### Requirement
Gather each line of the records where "Find" appears.
## BEGIN Source material
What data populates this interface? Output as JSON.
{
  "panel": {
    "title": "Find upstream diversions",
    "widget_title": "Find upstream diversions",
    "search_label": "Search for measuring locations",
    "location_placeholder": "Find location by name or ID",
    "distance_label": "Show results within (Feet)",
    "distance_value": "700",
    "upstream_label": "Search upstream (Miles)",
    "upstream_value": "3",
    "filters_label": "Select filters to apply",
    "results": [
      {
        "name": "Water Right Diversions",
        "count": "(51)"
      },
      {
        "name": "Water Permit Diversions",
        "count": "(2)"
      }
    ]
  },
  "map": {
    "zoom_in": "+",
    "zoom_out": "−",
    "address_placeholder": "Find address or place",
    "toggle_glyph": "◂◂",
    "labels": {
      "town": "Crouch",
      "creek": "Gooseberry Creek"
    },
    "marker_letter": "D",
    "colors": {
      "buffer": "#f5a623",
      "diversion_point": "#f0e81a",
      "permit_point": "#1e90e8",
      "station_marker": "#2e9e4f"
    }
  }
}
## END Source material
## BEGIN Source material
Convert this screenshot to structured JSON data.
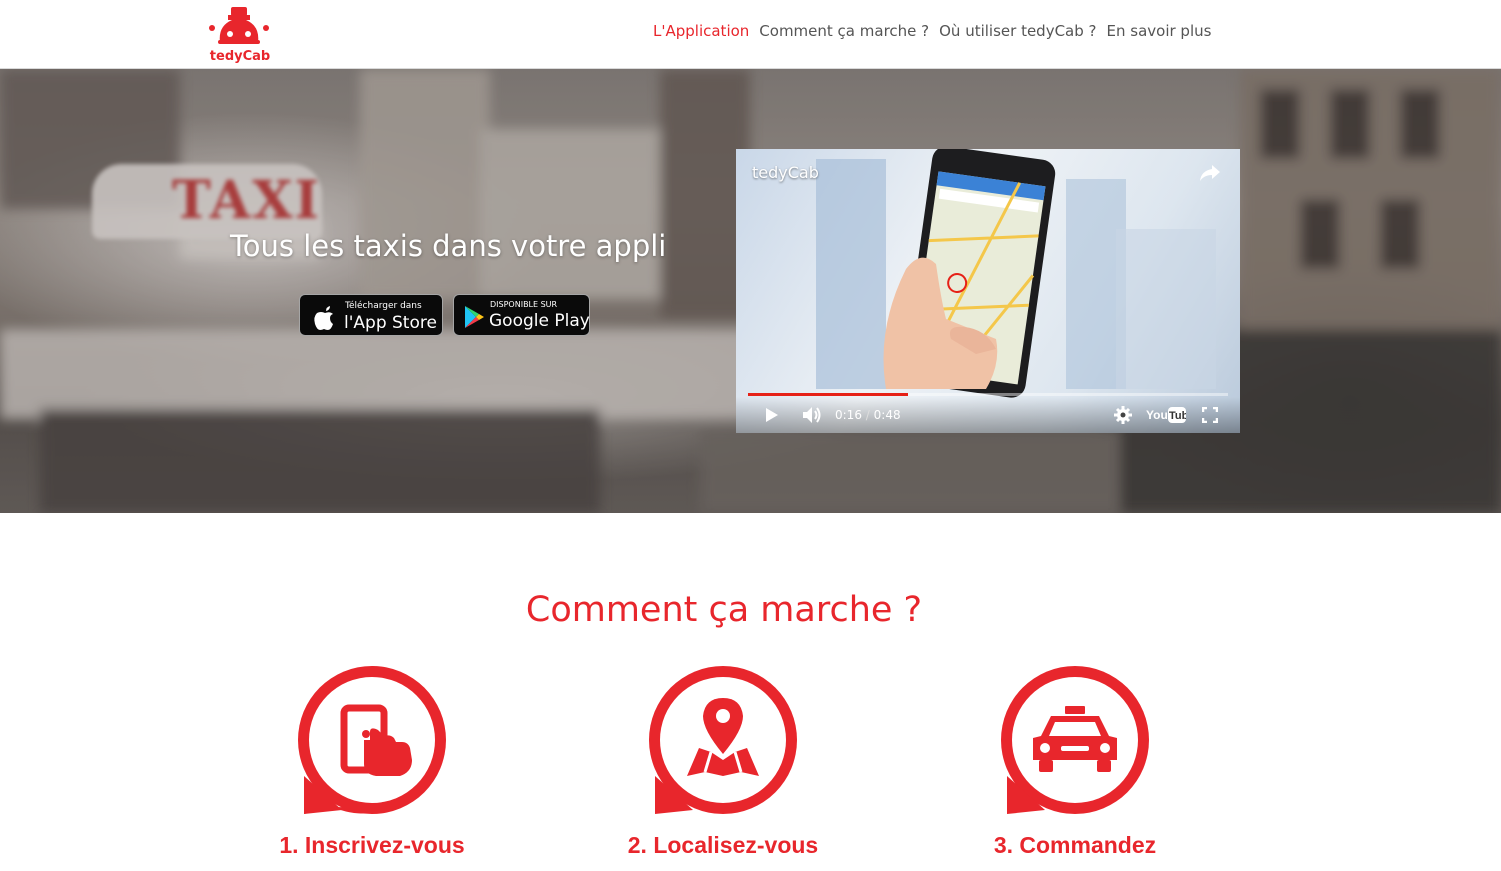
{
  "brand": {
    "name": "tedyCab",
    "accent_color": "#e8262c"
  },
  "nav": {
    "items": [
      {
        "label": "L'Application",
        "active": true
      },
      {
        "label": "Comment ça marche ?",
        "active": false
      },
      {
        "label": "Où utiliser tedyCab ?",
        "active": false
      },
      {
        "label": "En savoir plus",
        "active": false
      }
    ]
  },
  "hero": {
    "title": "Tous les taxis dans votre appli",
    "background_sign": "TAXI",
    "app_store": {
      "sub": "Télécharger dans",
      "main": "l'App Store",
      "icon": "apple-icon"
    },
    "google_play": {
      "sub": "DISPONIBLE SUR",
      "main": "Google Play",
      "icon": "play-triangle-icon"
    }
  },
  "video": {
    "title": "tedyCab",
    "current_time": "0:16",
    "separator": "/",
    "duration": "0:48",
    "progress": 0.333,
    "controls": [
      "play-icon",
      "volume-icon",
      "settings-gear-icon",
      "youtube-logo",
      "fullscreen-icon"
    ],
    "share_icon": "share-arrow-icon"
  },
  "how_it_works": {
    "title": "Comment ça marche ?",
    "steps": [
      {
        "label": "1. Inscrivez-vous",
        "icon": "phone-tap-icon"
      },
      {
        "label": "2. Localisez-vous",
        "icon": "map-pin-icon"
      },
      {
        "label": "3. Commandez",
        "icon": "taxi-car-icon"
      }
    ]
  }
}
## END Source material
### Exercise solution
    "title": "Find upstream diversions",
    "widget_title": "Find upstream diversions",
    "location_placeholder": "Find location by name or ID",
    "address_placeholder": "Find address or place",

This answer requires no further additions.